=== Exercise prompt ===
Each line below should be quoted exactly, please.
>> begin Input records
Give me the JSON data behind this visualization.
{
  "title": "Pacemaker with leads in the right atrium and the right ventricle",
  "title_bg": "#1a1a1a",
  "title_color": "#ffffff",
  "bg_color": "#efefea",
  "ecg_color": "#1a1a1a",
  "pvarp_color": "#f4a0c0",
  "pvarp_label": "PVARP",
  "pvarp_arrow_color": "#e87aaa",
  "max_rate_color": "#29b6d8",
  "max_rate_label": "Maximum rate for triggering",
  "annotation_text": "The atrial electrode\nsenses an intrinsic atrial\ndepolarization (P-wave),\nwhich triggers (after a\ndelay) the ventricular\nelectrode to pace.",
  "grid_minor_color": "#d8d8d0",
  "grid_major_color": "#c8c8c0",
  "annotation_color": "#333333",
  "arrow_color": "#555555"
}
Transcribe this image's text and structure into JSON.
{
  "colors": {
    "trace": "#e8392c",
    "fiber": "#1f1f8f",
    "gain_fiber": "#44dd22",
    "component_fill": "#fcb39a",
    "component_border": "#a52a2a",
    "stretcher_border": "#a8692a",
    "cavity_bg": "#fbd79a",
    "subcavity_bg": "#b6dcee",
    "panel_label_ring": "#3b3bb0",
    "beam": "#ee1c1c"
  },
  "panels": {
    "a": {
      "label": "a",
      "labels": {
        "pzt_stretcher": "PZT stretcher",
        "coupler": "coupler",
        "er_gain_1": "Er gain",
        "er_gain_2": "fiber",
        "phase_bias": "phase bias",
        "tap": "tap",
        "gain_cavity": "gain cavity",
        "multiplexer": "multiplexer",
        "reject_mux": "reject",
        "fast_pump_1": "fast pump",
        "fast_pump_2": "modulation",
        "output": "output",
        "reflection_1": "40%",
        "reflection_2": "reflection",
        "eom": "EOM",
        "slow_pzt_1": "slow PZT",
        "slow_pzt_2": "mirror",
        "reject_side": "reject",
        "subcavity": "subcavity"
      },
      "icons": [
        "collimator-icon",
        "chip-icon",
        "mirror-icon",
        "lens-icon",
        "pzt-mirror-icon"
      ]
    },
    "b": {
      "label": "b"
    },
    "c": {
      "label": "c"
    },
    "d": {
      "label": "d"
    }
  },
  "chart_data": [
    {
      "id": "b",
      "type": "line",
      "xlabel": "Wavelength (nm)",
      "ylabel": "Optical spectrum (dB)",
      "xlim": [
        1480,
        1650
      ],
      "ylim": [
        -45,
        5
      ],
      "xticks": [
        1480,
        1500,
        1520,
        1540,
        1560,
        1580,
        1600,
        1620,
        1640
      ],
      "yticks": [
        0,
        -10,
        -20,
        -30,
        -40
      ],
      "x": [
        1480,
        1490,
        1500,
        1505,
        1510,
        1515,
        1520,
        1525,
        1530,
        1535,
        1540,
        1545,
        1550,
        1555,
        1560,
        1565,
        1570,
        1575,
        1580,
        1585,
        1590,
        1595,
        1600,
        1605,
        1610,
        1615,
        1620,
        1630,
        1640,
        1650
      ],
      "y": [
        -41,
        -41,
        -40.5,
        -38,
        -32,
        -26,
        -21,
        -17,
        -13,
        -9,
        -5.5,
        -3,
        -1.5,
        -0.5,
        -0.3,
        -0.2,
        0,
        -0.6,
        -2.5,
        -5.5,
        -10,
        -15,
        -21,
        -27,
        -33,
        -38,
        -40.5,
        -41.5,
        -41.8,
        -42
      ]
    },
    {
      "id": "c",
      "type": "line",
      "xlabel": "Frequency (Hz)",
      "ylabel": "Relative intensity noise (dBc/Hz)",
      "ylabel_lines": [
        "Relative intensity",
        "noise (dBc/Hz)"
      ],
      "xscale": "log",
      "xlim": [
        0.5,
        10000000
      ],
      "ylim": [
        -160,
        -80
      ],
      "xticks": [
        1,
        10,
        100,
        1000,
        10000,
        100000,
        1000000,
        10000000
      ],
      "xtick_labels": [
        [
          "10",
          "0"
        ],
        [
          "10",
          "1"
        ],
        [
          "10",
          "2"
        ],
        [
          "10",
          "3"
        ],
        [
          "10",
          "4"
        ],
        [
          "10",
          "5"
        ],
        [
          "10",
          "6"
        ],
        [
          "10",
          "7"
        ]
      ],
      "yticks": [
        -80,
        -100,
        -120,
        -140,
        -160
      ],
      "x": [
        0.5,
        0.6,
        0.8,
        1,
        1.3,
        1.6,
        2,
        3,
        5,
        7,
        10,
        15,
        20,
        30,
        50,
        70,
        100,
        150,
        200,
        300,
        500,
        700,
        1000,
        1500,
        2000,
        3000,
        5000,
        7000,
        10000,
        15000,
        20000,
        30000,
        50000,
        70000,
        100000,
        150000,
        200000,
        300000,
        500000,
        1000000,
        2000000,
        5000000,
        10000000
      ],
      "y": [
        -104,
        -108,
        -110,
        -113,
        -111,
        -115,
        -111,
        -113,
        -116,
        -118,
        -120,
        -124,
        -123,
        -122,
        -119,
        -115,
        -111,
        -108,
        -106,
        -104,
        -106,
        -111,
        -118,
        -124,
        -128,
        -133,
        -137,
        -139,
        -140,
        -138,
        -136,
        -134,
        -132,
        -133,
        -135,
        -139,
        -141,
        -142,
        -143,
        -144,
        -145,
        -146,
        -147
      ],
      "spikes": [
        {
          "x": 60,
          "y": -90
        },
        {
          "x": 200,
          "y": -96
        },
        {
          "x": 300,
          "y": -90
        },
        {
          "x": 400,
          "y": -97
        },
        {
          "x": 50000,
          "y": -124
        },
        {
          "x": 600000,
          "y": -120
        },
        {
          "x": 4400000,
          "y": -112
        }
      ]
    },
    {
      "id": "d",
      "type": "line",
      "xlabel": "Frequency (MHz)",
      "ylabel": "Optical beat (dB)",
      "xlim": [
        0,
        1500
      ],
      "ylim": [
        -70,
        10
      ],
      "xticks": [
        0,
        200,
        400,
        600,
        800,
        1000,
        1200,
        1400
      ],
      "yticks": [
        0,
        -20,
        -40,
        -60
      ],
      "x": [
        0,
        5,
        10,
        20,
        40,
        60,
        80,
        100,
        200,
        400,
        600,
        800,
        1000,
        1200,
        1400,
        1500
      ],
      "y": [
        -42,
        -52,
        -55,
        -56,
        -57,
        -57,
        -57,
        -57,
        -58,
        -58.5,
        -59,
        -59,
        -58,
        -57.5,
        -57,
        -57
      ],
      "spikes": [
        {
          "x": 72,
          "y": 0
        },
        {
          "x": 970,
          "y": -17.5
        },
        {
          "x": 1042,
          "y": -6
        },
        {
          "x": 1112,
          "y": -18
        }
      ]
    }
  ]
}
>> end Input records
=== Complete answer ===
Give me the JSON data behind this visualization.
{
  "title": "Pacemaker with leads in the right atrium and the right ventricle",
  "title_bg": "#1a1a1a",
  "title_color": "#ffffff",
  "bg_color": "#efefea",
  "ecg_color": "#1a1a1a",
  "pvarp_color": "#f4a0c0",
  "pvarp_label": "PVARP",
  "pvarp_arrow_color": "#e87aaa",
  "max_rate_color": "#29b6d8",
  "max_rate_label": "Maximum rate for triggering",
  "annotation_text": "The atrial electrode\nsenses an intrinsic atrial\ndepolarization (P-wave),\nwhich triggers (after a\ndelay) the ventricular\nelectrode to pace.",
  "grid_minor_color": "#d8d8d0",
  "grid_major_color": "#c8c8c0",
  "annotation_color": "#333333",
  "arrow_color": "#555555"
}
Transcribe this image's text and structure into JSON.
{
  "colors": {
    "trace": "#e8392c",
    "fiber": "#1f1f8f",
    "gain_fiber": "#44dd22",
    "component_fill": "#fcb39a",
    "component_border": "#a52a2a",
    "stretcher_border": "#a8692a",
    "cavity_bg": "#fbd79a",
    "subcavity_bg": "#b6dcee",
    "panel_label_ring": "#3b3bb0",
    "beam": "#ee1c1c"
  },
  "panels": {
    "a": {
      "label": "a",
      "labels": {
        "pzt_stretcher": "PZT stretcher",
        "coupler": "coupler",
        "er_gain_1": "Er gain",
        "er_gain_2": "fiber",
        "phase_bias": "phase bias",
        "tap": "tap",
        "gain_cavity": "gain cavity",
        "multiplexer": "multiplexer",
        "reject_mux": "reject",
        "fast_pump_1": "fast pump",
        "fast_pump_2": "modulation",
        "output": "output",
        "reflection_1": "40%",
        "reflection_2": "reflection",
        "eom": "EOM",
        "slow_pzt_1": "slow PZT",
        "slow_pzt_2": "mirror",
        "reject_side": "reject",
        "subcavity": "subcavity"
      },
      "icons": [
        "collimator-icon",
        "chip-icon",
        "mirror-icon",
        "lens-icon",
        "pzt-mirror-icon"
      ]
    },
    "b": {
      "label": "b"
    },
    "c": {
      "label": "c"
    },
    "d": {
      "label": "d"
    }
  },
  "chart_data": [
    {
      "id": "b",
      "type": "line",
      "xlabel": "Wavelength (nm)",
      "ylabel": "Optical spectrum (dB)",
      "xlim": [
        1480,
        1650
      ],
      "ylim": [
        -45,
        5
      ],
      "xticks": [
        1480,
        1500,
        1520,
        1540,
        1560,
        1580,
        1600,
        1620,
        1640
      ],
      "yticks": [
        0,
        -10,
        -20,
        -30,
        -40
      ],
      "x": [
        1480,
        1490,
        1500,
        1505,
        1510,
        1515,
        1520,
        1525,
        1530,
        1535,
        1540,
        1545,
        1550,
        1555,
        1560,
        1565,
        1570,
        1575,
        1580,
        1585,
        1590,
        1595,
        1600,
        1605,
        1610,
        1615,
        1620,
        1630,
        1640,
        1650
      ],
      "y": [
        -41,
        -41,
        -40.5,
        -38,
        -32,
        -26,
        -21,
        -17,
        -13,
        -9,
        -5.5,
        -3,
        -1.5,
        -0.5,
        -0.3,
        -0.2,
        0,
        -0.6,
        -2.5,
        -5.5,
        -10,
        -15,
        -21,
        -27,
        -33,
        -38,
        -40.5,
        -41.5,
        -41.8,
        -42
      ]
    },
    {
      "id": "c",
      "type": "line",
      "xlabel": "Frequency (Hz)",
      "ylabel": "Relative intensity noise (dBc/Hz)",
      "ylabel_lines": [
        "Relative intensity",
        "noise (dBc/Hz)"
      ],
      "xscale": "log",
      "xlim": [
        0.5,
        10000000
      ],
      "ylim": [
        -160,
        -80
      ],
      "xticks": [
        1,
        10,
        100,
        1000,
        10000,
        100000,
        1000000,
        10000000
      ],
      "xtick_labels": [
        [
          "10",
          "0"
        ],
        [
          "10",
          "1"
        ],
        [
          "10",
          "2"
        ],
        [
          "10",
          "3"
        ],
        [
          "10",
          "4"
        ],
        [
          "10",
          "5"
        ],
        [
          "10",
          "6"
        ],
        [
          "10",
          "7"
        ]
      ],
      "yticks": [
        -80,
        -100,
        -120,
        -140,
        -160
      ],
      "x": [
        0.5,
        0.6,
        0.8,
        1,
        1.3,
        1.6,
        2,
        3,
        5,
        7,
        10,
        15,
        20,
        30,
        50,
        70,
        100,
        150,
        200,
        300,
        500,
        700,
        1000,
        1500,
        2000,
        3000,
        5000,
        7000,
        10000,
        15000,
        20000,
        30000,
        50000,
        70000,
        100000,
        150000,
        200000,
        300000,
        500000,
        1000000,
        2000000,
        5000000,
        10000000
      ],
      "y": [
        -104,
        -108,
        -110,
        -113,
        -111,
        -115,
        -111,
        -113,
        -116,
        -118,
        -120,
        -124,
        -123,
        -122,
        -119,
        -115,
        -111,
        -108,
        -106,
        -104,
        -106,
        -111,
        -118,
        -124,
        -128,
        -133,
        -137,
        -139,
        -140,
        -138,
        -136,
        -134,
        -132,
        -133,
        -135,
        -139,
        -141,
        -142,
        -143,
        -144,
        -145,
        -146,
        -147
      ],
      "spikes": [
        {
          "x": 60,
          "y": -90
        },
        {
          "x": 200,
          "y": -96
        },
        {
          "x": 300,
          "y": -90
        },
        {
          "x": 400,
          "y": -97
        },
        {
          "x": 50000,
          "y": -124
        },
        {
          "x": 600000,
          "y": -120
        },
        {
          "x": 4400000,
          "y": -112
        }
      ]
    },
    {
      "id": "d",
      "type": "line",
      "xlabel": "Frequency (MHz)",
      "ylabel": "Optical beat (dB)",
      "xlim": [
        0,
        1500
      ],
      "ylim": [
        -70,
        10
      ],
      "xticks": [
        0,
        200,
        400,
        600,
        800,
        1000,
        1200,
        1400
      ],
      "yticks": [
        0,
        -20,
        -40,
        -60
      ],
      "x": [
        0,
        5,
        10,
        20,
        40,
        60,
        80,
        100,
        200,
        400,
        600,
        800,
        1000,
        1200,
        1400,
        1500
      ],
      "y": [
        -42,
        -52,
        -55,
        -56,
        -57,
        -57,
        -57,
        -57,
        -58,
        -58.5,
        -59,
        -59,
        -58,
        -57.5,
        -57,
        -57
      ],
      "spikes": [
        {
          "x": 72,
          "y": 0
        },
        {
          "x": 970,
          "y": -17.5
        },
        {
          "x": 1042,
          "y": -6
        },
        {
          "x": 1112,
          "y": -18
        }
      ]
    }
  ]
}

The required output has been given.